▶ [Given instruction]:
Where the word "Paolo" occurs in a line, return that line.

▶ [Entries from a dataset]:

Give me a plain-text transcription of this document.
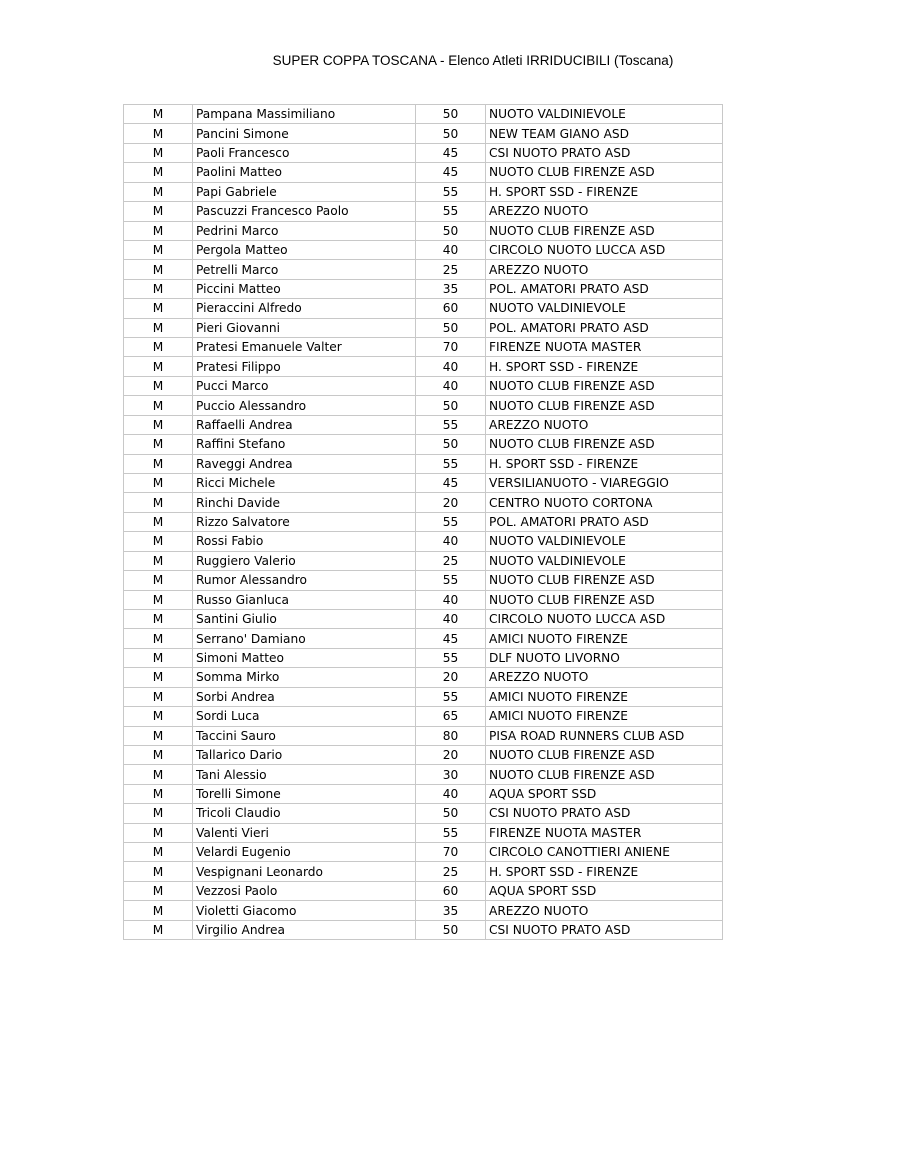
SUPER COPPA TOSCANA - Elenco Atleti IRRIDUCIBILI (Toscana)
M	Pampana Massimiliano	50	NUOTO VALDINIEVOLE
M	Pancini Simone	50	NEW TEAM GIANO ASD
M	Paoli Francesco	45	CSI NUOTO PRATO ASD
M	Paolini Matteo	45	NUOTO CLUB FIRENZE ASD
M	Papi Gabriele	55	H. SPORT SSD - FIRENZE
M	Pascuzzi Francesco Paolo	55	AREZZO NUOTO
M	Pedrini Marco	50	NUOTO CLUB FIRENZE ASD
M	Pergola Matteo	40	CIRCOLO NUOTO LUCCA ASD
M	Petrelli Marco	25	AREZZO NUOTO
M	Piccini Matteo	35	POL. AMATORI PRATO ASD
M	Pieraccini Alfredo	60	NUOTO VALDINIEVOLE
M	Pieri Giovanni	50	POL. AMATORI PRATO ASD
M	Pratesi Emanuele Valter	70	FIRENZE NUOTA MASTER
M	Pratesi Filippo	40	H. SPORT SSD - FIRENZE
M	Pucci Marco	40	NUOTO CLUB FIRENZE ASD
M	Puccio Alessandro	50	NUOTO CLUB FIRENZE ASD
M	Raffaelli Andrea	55	AREZZO NUOTO
M	Raffini Stefano	50	NUOTO CLUB FIRENZE ASD
M	Raveggi Andrea	55	H. SPORT SSD - FIRENZE
M	Ricci Michele	45	VERSILIANUOTO - VIAREGGIO
M	Rinchi Davide	20	CENTRO NUOTO CORTONA
M	Rizzo Salvatore	55	POL. AMATORI PRATO ASD
M	Rossi Fabio	40	NUOTO VALDINIEVOLE
M	Ruggiero Valerio	25	NUOTO VALDINIEVOLE
M	Rumor Alessandro	55	NUOTO CLUB FIRENZE ASD
M	Russo Gianluca	40	NUOTO CLUB FIRENZE ASD
M	Santini Giulio	40	CIRCOLO NUOTO LUCCA ASD
M	Serrano' Damiano	45	AMICI NUOTO FIRENZE
M	Simoni Matteo	55	DLF NUOTO LIVORNO
M	Somma Mirko	20	AREZZO NUOTO
M	Sorbi Andrea	55	AMICI NUOTO FIRENZE
M	Sordi Luca	65	AMICI NUOTO FIRENZE
M	Taccini Sauro	80	PISA ROAD RUNNERS CLUB ASD
M	Tallarico Dario	20	NUOTO CLUB FIRENZE ASD
M	Tani Alessio	30	NUOTO CLUB FIRENZE ASD
M	Torelli Simone	40	AQUA SPORT SSD
M	Tricoli Claudio	50	CSI NUOTO PRATO ASD
M	Valenti Vieri	55	FIRENZE NUOTA MASTER
M	Velardi Eugenio	70	CIRCOLO CANOTTIERI ANIENE
M	Vespignani Leonardo	25	H. SPORT SSD - FIRENZE
M	Vezzosi Paolo	60	AQUA SPORT SSD
M	Violetti Giacomo	35	AREZZO NUOTO
M	Virgilio Andrea	50	CSI NUOTO PRATO ASD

▶ [Worked answer]:
M	Pascuzzi Francesco Paolo	55	AREZZO NUOTO
M	Vezzosi Paolo	60	AQUA SPORT SSD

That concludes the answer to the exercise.